— Task instructions —
Reproduce the listing below word for word, with no pictures.

○ ○ ○ ○ ○

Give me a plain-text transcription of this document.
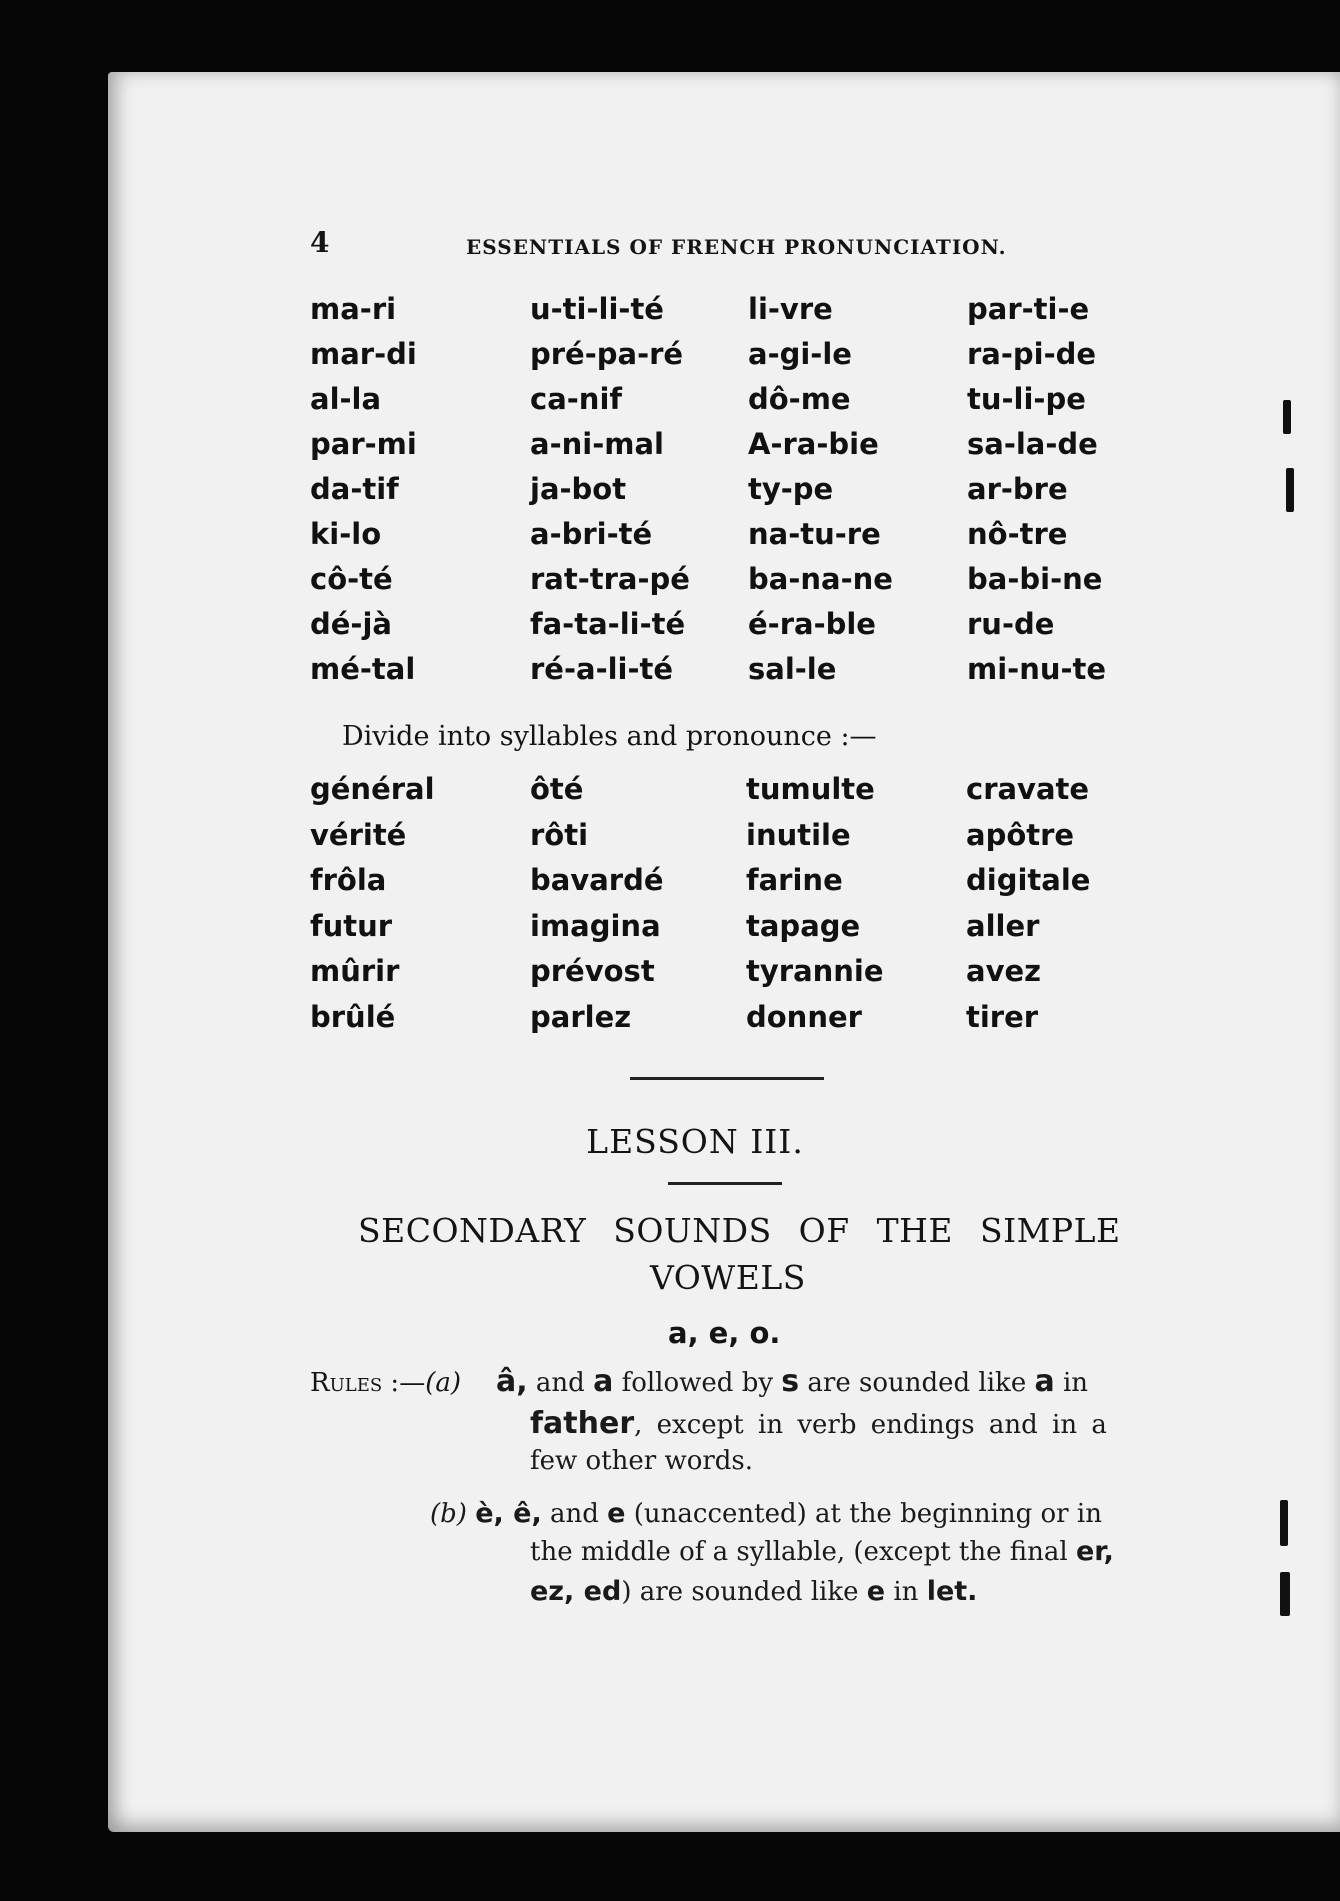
4	ESSENTIALS OF FRENCH PRONUNCIATION.
ma-ri
mar-di
al-la
par-mi
da-tif
ki-lo
cô-té
dé-jà
mé-tal
u-ti-li-té
pré-pa-ré
ca-nif
a-ni-mal
ja-bot
a-bri-té
rat-tra-pé
fa-ta-li-té
ré-a-li-té
li-vre
a-gi-le
dô-me
A-ra-bie
ty-pe
na-tu-re
ba-na-ne
é-ra-ble
sal-le
par-ti-e
ra-pi-de
tu-li-pe
sa-la-de
ar-bre
nô-tre
ba-bi-ne
ru-de
mi-nu-te
Divide into syllables and pronounce :—
général
vérité
frôla
futur
mûrir
brûlé
ôté
rôti
bavardé
imagina
prévost
parlez
tumulte
inutile
farine
tapage
tyrannie
donner
cravate
apôtre
digitale
aller
avez
tirer
LESSON III.
SECONDARY SOUNDS OF THE SIMPLE
VOWELS
a, e, o.
Rules :—(a) â, and a followed by s are sounded like a in
father, except in verb endings and in a
few other words.
(b) è, ê, and e (unaccented) at the beginning or in
the middle of a syllable, (except the final er,
ez, ed) are sounded like e in let.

○ ○ ○ ○ ○

— Final result —
Give me a plain-text transcription of this document.
4	ESSENTIALS OF FRENCH PRONUNCIATION.
ma-ri
mar-di
al-la
par-mi
da-tif
ki-lo
cô-té
dé-jà
mé-tal
u-ti-li-té
pré-pa-ré
ca-nif
a-ni-mal
ja-bot
a-bri-té
rat-tra-pé
fa-ta-li-té
ré-a-li-té
li-vre
a-gi-le
dô-me
A-ra-bie
ty-pe
na-tu-re
ba-na-ne
é-ra-ble
sal-le
par-ti-e
ra-pi-de
tu-li-pe
sa-la-de
ar-bre
nô-tre
ba-bi-ne
ru-de
mi-nu-te
Divide into syllables and pronounce :—
général
vérité
frôla
futur
mûrir
brûlé
ôté
rôti
bavardé
imagina
prévost
parlez
tumulte
inutile
farine
tapage
tyrannie
donner
cravate
apôtre
digitale
aller
avez
tirer
LESSON III.
SECONDARY SOUNDS OF THE SIMPLE
VOWELS
a, e, o.
Rules :—(a) â, and a followed by s are sounded like a in
father, except in verb endings and in a
few other words.
(b) è, ê, and e (unaccented) at the beginning or in
the middle of a syllable, (except the final er,
ez, ed) are sounded like e in let.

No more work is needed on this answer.